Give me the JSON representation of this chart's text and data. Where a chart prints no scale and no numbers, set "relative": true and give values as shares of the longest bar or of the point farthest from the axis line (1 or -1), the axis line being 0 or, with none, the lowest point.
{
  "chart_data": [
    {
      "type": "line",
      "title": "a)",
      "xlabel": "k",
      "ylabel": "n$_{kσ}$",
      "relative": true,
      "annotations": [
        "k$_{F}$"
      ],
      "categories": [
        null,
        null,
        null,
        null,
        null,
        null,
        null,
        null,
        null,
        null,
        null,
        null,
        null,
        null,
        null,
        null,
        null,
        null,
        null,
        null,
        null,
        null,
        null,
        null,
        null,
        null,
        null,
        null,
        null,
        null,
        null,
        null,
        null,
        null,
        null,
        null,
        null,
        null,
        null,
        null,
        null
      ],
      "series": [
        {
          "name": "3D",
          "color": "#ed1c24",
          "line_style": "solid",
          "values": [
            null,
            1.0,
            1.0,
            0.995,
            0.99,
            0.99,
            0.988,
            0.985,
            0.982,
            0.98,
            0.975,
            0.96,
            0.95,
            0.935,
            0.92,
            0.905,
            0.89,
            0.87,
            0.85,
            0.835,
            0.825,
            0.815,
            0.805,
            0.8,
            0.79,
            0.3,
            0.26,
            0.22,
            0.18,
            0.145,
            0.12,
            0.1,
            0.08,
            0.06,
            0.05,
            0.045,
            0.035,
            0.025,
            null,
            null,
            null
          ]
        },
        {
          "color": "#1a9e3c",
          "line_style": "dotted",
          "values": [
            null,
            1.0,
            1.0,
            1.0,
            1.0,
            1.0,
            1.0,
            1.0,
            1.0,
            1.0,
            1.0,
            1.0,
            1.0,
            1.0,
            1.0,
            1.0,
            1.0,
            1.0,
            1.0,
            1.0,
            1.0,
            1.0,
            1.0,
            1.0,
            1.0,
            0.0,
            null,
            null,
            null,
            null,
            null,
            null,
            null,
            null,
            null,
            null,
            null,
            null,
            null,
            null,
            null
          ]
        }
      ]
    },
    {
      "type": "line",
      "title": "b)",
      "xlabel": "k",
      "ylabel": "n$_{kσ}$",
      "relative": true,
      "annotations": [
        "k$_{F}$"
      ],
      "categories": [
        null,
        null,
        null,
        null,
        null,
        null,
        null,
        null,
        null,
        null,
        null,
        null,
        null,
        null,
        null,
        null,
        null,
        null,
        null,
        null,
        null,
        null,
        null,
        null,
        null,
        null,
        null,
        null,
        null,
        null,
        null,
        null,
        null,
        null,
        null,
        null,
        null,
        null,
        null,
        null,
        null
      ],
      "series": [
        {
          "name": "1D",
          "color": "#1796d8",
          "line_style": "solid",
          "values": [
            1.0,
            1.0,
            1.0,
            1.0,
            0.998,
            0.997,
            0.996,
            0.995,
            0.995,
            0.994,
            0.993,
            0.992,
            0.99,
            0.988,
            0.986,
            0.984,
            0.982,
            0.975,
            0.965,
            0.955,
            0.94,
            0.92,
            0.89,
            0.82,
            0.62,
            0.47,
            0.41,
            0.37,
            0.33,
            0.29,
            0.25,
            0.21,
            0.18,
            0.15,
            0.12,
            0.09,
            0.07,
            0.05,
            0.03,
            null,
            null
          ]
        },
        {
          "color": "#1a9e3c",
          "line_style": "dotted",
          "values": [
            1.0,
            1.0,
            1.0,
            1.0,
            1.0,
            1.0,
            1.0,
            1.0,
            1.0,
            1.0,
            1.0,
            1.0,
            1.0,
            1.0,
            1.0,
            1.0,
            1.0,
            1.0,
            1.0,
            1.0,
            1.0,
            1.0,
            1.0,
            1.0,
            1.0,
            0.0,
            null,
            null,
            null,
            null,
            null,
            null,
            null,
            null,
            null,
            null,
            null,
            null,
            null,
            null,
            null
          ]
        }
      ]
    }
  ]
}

-.-.-

Word for word, write out the data.

Give me the JSON representation of this chart's text and data. Where a chart prints no scale and no numbers, set "relative": true and give values as shares of the longest bar or of the point farthest from the axis line (1 or -1), the axis line being 0 or, with none, the lowest point.
{
  "chart_data": [
    {
      "type": "line",
      "title": "a)",
      "xlabel": "k",
      "ylabel": "n$_{kσ}$",
      "relative": true,
      "annotations": [
        "k$_{F}$"
      ],
      "categories": [
        null,
        null,
        null,
        null,
        null,
        null,
        null,
        null,
        null,
        null,
        null,
        null,
        null,
        null,
        null,
        null,
        null,
        null,
        null,
        null,
        null,
        null,
        null,
        null,
        null,
        null,
        null,
        null,
        null,
        null,
        null,
        null,
        null,
        null,
        null,
        null,
        null,
        null,
        null,
        null,
        null
      ],
      "series": [
        {
          "name": "3D",
          "color": "#ed1c24",
          "line_style": "solid",
          "values": [
            null,
            1.0,
            1.0,
            0.995,
            0.99,
            0.99,
            0.988,
            0.985,
            0.982,
            0.98,
            0.975,
            0.96,
            0.95,
            0.935,
            0.92,
            0.905,
            0.89,
            0.87,
            0.85,
            0.835,
            0.825,
            0.815,
            0.805,
            0.8,
            0.79,
            0.3,
            0.26,
            0.22,
            0.18,
            0.145,
            0.12,
            0.1,
            0.08,
            0.06,
            0.05,
            0.045,
            0.035,
            0.025,
            null,
            null,
            null
          ]
        },
        {
          "color": "#1a9e3c",
          "line_style": "dotted",
          "values": [
            null,
            1.0,
            1.0,
            1.0,
            1.0,
            1.0,
            1.0,
            1.0,
            1.0,
            1.0,
            1.0,
            1.0,
            1.0,
            1.0,
            1.0,
            1.0,
            1.0,
            1.0,
            1.0,
            1.0,
            1.0,
            1.0,
            1.0,
            1.0,
            1.0,
            0.0,
            null,
            null,
            null,
            null,
            null,
            null,
            null,
            null,
            null,
            null,
            null,
            null,
            null,
            null,
            null
          ]
        }
      ]
    },
    {
      "type": "line",
      "title": "b)",
      "xlabel": "k",
      "ylabel": "n$_{kσ}$",
      "relative": true,
      "annotations": [
        "k$_{F}$"
      ],
      "categories": [
        null,
        null,
        null,
        null,
        null,
        null,
        null,
        null,
        null,
        null,
        null,
        null,
        null,
        null,
        null,
        null,
        null,
        null,
        null,
        null,
        null,
        null,
        null,
        null,
        null,
        null,
        null,
        null,
        null,
        null,
        null,
        null,
        null,
        null,
        null,
        null,
        null,
        null,
        null,
        null,
        null
      ],
      "series": [
        {
          "name": "1D",
          "color": "#1796d8",
          "line_style": "solid",
          "values": [
            1.0,
            1.0,
            1.0,
            1.0,
            0.998,
            0.997,
            0.996,
            0.995,
            0.995,
            0.994,
            0.993,
            0.992,
            0.99,
            0.988,
            0.986,
            0.984,
            0.982,
            0.975,
            0.965,
            0.955,
            0.94,
            0.92,
            0.89,
            0.82,
            0.62,
            0.47,
            0.41,
            0.37,
            0.33,
            0.29,
            0.25,
            0.21,
            0.18,
            0.15,
            0.12,
            0.09,
            0.07,
            0.05,
            0.03,
            null,
            null
          ]
        },
        {
          "color": "#1a9e3c",
          "line_style": "dotted",
          "values": [
            1.0,
            1.0,
            1.0,
            1.0,
            1.0,
            1.0,
            1.0,
            1.0,
            1.0,
            1.0,
            1.0,
            1.0,
            1.0,
            1.0,
            1.0,
            1.0,
            1.0,
            1.0,
            1.0,
            1.0,
            1.0,
            1.0,
            1.0,
            1.0,
            1.0,
            0.0,
            null,
            null,
            null,
            null,
            null,
            null,
            null,
            null,
            null,
            null,
            null,
            null,
            null,
            null,
            null
          ]
        }
      ]
    }
  ]
}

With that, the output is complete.